Materials provided:
** Start **
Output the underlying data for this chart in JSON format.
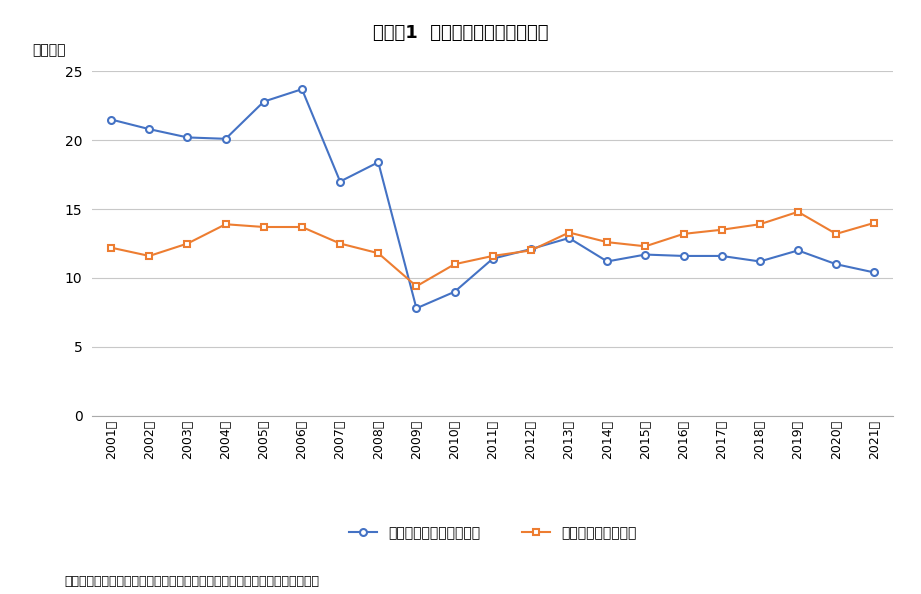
{
  "title": "図表－1  新設住宅着工戸数の推移",
  "ylabel": "（万戸）",
  "source": "（出所）国土交通省「建築着工統計調査」をもとにニッセイ基礎研究所作成",
  "years": [
    2001,
    2002,
    2003,
    2004,
    2005,
    2006,
    2007,
    2008,
    2009,
    2010,
    2011,
    2012,
    2013,
    2014,
    2015,
    2016,
    2017,
    2018,
    2019,
    2020,
    2021
  ],
  "mansion": [
    21.5,
    20.8,
    20.2,
    20.1,
    22.8,
    23.7,
    17.0,
    18.4,
    7.8,
    9.0,
    11.4,
    12.1,
    12.9,
    11.2,
    11.7,
    11.6,
    11.6,
    11.2,
    12.0,
    11.0,
    10.4
  ],
  "ikkodate": [
    12.2,
    11.6,
    12.5,
    13.9,
    13.7,
    13.7,
    12.5,
    11.8,
    9.4,
    11.0,
    11.6,
    12.0,
    13.3,
    12.6,
    12.3,
    13.2,
    13.5,
    13.9,
    14.8,
    13.2,
    14.0
  ],
  "mansion_color": "#4472C4",
  "ikkodate_color": "#ED7D31",
  "mansion_label": "分譲住宅（マンション）",
  "ikkodate_label": "分譲住宅（一戸建）",
  "ylim": [
    0,
    25
  ],
  "yticks": [
    0,
    5,
    10,
    15,
    20,
    25
  ],
  "bg_color": "#FFFFFF",
  "grid_color": "#C8C8C8"
}
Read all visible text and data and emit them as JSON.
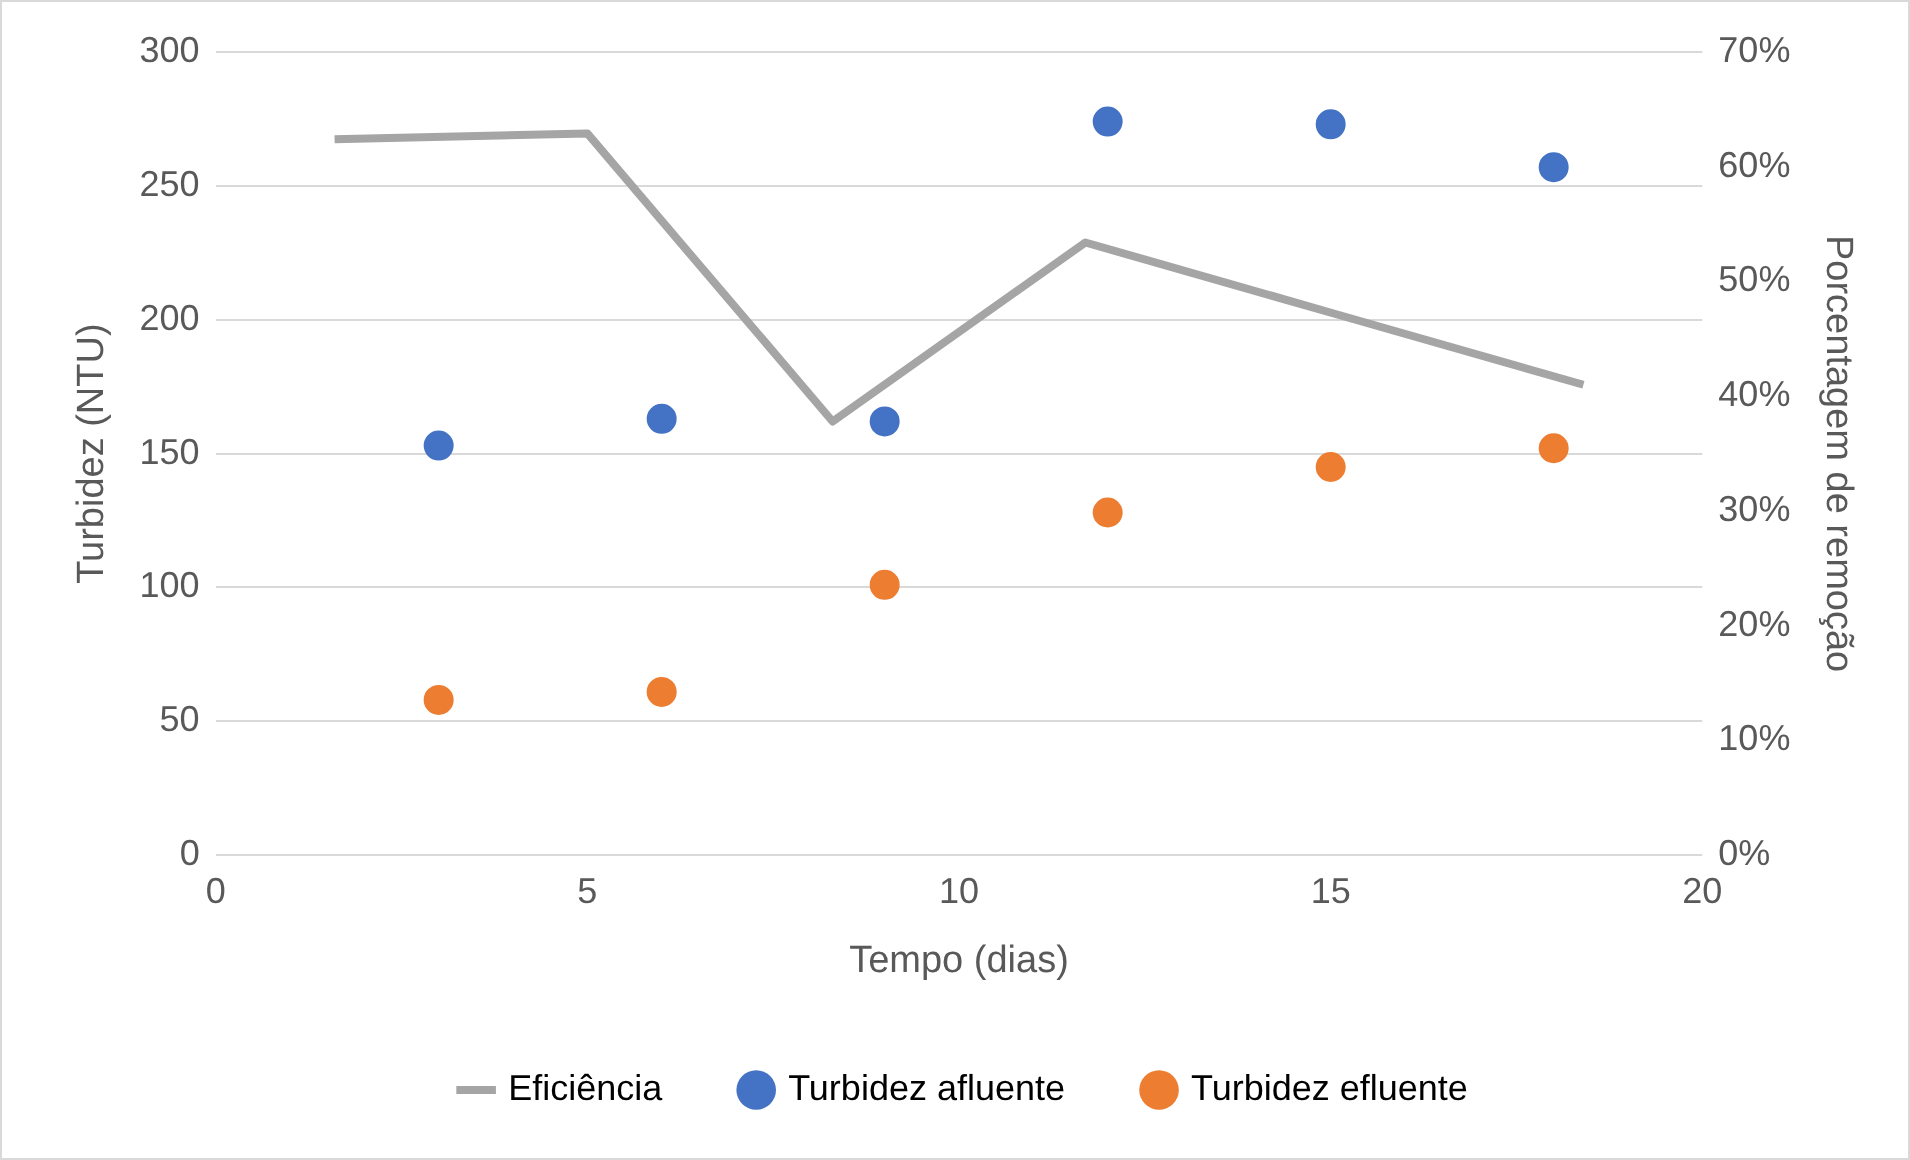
{
  "chart_data": {
    "type": "scatter",
    "xlabel": "Tempo (dias)",
    "ylabel": "Turbidez (NTU)",
    "y2label": "Porcentagem de remoção",
    "xlim": [
      0,
      20
    ],
    "xticks": [
      0,
      5,
      10,
      15,
      20
    ],
    "ylim": [
      0,
      300
    ],
    "yticks": [
      0,
      50,
      100,
      150,
      200,
      250,
      300
    ],
    "y2lim": [
      0,
      70
    ],
    "y2ticks": [
      {
        "value": 0,
        "label": "0%"
      },
      {
        "value": 10,
        "label": "10%"
      },
      {
        "value": 20,
        "label": "20%"
      },
      {
        "value": 30,
        "label": "30%"
      },
      {
        "value": 40,
        "label": "40%"
      },
      {
        "value": 50,
        "label": "50%"
      },
      {
        "value": 60,
        "label": "60%"
      },
      {
        "value": 70,
        "label": "70%"
      }
    ],
    "grid": "y",
    "legend": "bottom",
    "marker": "circle",
    "series": [
      {
        "name": "Eficiência",
        "type": "line",
        "axis": "y2",
        "color": "#a5a5a5",
        "marker": "none",
        "x": [
          1.6,
          5.0,
          8.3,
          11.7,
          15.1,
          18.4
        ],
        "values": [
          62.4,
          62.9,
          37.8,
          53.4,
          47.1,
          41.0
        ]
      },
      {
        "name": "Turbidez afluente",
        "type": "scatter",
        "color": "#4472c4",
        "x": [
          3,
          6,
          9,
          12,
          15,
          18
        ],
        "values": [
          153,
          163,
          162,
          274,
          273,
          257
        ]
      },
      {
        "name": "Turbidez efluente",
        "type": "scatter",
        "color": "#ed7d31",
        "x": [
          3,
          6,
          9,
          12,
          15,
          18
        ],
        "values": [
          58,
          61,
          101,
          128,
          145,
          152
        ]
      }
    ]
  }
}
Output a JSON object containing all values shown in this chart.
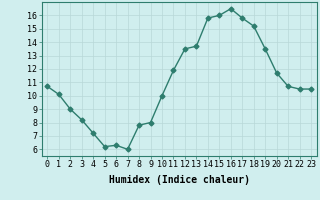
{
  "x": [
    0,
    1,
    2,
    3,
    4,
    5,
    6,
    7,
    8,
    9,
    10,
    11,
    12,
    13,
    14,
    15,
    16,
    17,
    18,
    19,
    20,
    21,
    22,
    23
  ],
  "y": [
    10.7,
    10.1,
    9.0,
    8.2,
    7.2,
    6.2,
    6.3,
    6.0,
    7.8,
    8.0,
    10.0,
    11.9,
    13.5,
    13.7,
    15.8,
    16.0,
    16.5,
    15.8,
    15.2,
    13.5,
    11.7,
    10.7,
    10.5,
    10.5
  ],
  "line_color": "#2e7d6e",
  "marker": "D",
  "markersize": 2.5,
  "linewidth": 1.0,
  "bg_color": "#d0eeee",
  "grid_color": "#b8d8d8",
  "xlabel": "Humidex (Indice chaleur)",
  "xlabel_fontsize": 7,
  "tick_fontsize": 6,
  "ylim": [
    5.5,
    17.0
  ],
  "xlim": [
    -0.5,
    23.5
  ],
  "yticks": [
    6,
    7,
    8,
    9,
    10,
    11,
    12,
    13,
    14,
    15,
    16
  ],
  "xticks": [
    0,
    1,
    2,
    3,
    4,
    5,
    6,
    7,
    8,
    9,
    10,
    11,
    12,
    13,
    14,
    15,
    16,
    17,
    18,
    19,
    20,
    21,
    22,
    23
  ]
}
** End **
Challenge:
The data should be printed again unchanged; leave its pictures out.

Task solution:
Output the underlying data for this chart in JSON format.
{
  "title": "図表－1  新設住宅着工戸数の推移",
  "ylabel": "（万戸）",
  "source": "（出所）国土交通省「建築着工統計調査」をもとにニッセイ基礎研究所作成",
  "years": [
    2001,
    2002,
    2003,
    2004,
    2005,
    2006,
    2007,
    2008,
    2009,
    2010,
    2011,
    2012,
    2013,
    2014,
    2015,
    2016,
    2017,
    2018,
    2019,
    2020,
    2021
  ],
  "mansion": [
    21.5,
    20.8,
    20.2,
    20.1,
    22.8,
    23.7,
    17.0,
    18.4,
    7.8,
    9.0,
    11.4,
    12.1,
    12.9,
    11.2,
    11.7,
    11.6,
    11.6,
    11.2,
    12.0,
    11.0,
    10.4
  ],
  "ikkodate": [
    12.2,
    11.6,
    12.5,
    13.9,
    13.7,
    13.7,
    12.5,
    11.8,
    9.4,
    11.0,
    11.6,
    12.0,
    13.3,
    12.6,
    12.3,
    13.2,
    13.5,
    13.9,
    14.8,
    13.2,
    14.0
  ],
  "mansion_color": "#4472C4",
  "ikkodate_color": "#ED7D31",
  "mansion_label": "分譲住宅（マンション）",
  "ikkodate_label": "分譲住宅（一戸建）",
  "ylim": [
    0,
    25
  ],
  "yticks": [
    0,
    5,
    10,
    15,
    20,
    25
  ],
  "bg_color": "#FFFFFF",
  "grid_color": "#C8C8C8"
}
Read all visible text and data and emit them as JSON.
{
  "chart_data": {
    "type": "scatter",
    "xlabel": "Tempo (dias)",
    "ylabel": "Turbidez (NTU)",
    "y2label": "Porcentagem de remoção",
    "xlim": [
      0,
      20
    ],
    "xticks": [
      0,
      5,
      10,
      15,
      20
    ],
    "ylim": [
      0,
      300
    ],
    "yticks": [
      0,
      50,
      100,
      150,
      200,
      250,
      300
    ],
    "y2lim": [
      0,
      70
    ],
    "y2ticks": [
      {
        "value": 0,
        "label": "0%"
      },
      {
        "value": 10,
        "label": "10%"
      },
      {
        "value": 20,
        "label": "20%"
      },
      {
        "value": 30,
        "label": "30%"
      },
      {
        "value": 40,
        "label": "40%"
      },
      {
        "value": 50,
        "label": "50%"
      },
      {
        "value": 60,
        "label": "60%"
      },
      {
        "value": 70,
        "label": "70%"
      }
    ],
    "grid": "y",
    "legend": "bottom",
    "marker": "circle",
    "series": [
      {
        "name": "Eficiência",
        "type": "line",
        "axis": "y2",
        "color": "#a5a5a5",
        "marker": "none",
        "x": [
          1.6,
          5.0,
          8.3,
          11.7,
          15.1,
          18.4
        ],
        "values": [
          62.4,
          62.9,
          37.8,
          53.4,
          47.1,
          41.0
        ]
      },
      {
        "name": "Turbidez afluente",
        "type": "scatter",
        "color": "#4472c4",
        "x": [
          3,
          6,
          9,
          12,
          15,
          18
        ],
        "values": [
          153,
          163,
          162,
          274,
          273,
          257
        ]
      },
      {
        "name": "Turbidez efluente",
        "type": "scatter",
        "color": "#ed7d31",
        "x": [
          3,
          6,
          9,
          12,
          15,
          18
        ],
        "values": [
          58,
          61,
          101,
          128,
          145,
          152
        ]
      }
    ]
  }
}
Output a JSON object containing all values shown in this chart.
{
  "x": [
    0,
    1,
    2,
    3,
    4,
    5,
    6,
    7,
    8,
    9,
    10,
    11,
    12,
    13,
    14,
    15,
    16,
    17,
    18,
    19,
    20,
    21,
    22,
    23
  ],
  "y": [
    10.7,
    10.1,
    9.0,
    8.2,
    7.2,
    6.2,
    6.3,
    6.0,
    7.8,
    8.0,
    10.0,
    11.9,
    13.5,
    13.7,
    15.8,
    16.0,
    16.5,
    15.8,
    15.2,
    13.5,
    11.7,
    10.7,
    10.5,
    10.5
  ],
  "line_color": "#2e7d6e",
  "marker": "D",
  "markersize": 2.5,
  "linewidth": 1.0,
  "bg_color": "#d0eeee",
  "grid_color": "#b8d8d8",
  "xlabel": "Humidex (Indice chaleur)",
  "xlabel_fontsize": 7,
  "tick_fontsize": 6,
  "ylim": [
    5.5,
    17.0
  ],
  "xlim": [
    -0.5,
    23.5
  ],
  "yticks": [
    6,
    7,
    8,
    9,
    10,
    11,
    12,
    13,
    14,
    15,
    16
  ],
  "xticks": [
    0,
    1,
    2,
    3,
    4,
    5,
    6,
    7,
    8,
    9,
    10,
    11,
    12,
    13,
    14,
    15,
    16,
    17,
    18,
    19,
    20,
    21,
    22,
    23
  ]
}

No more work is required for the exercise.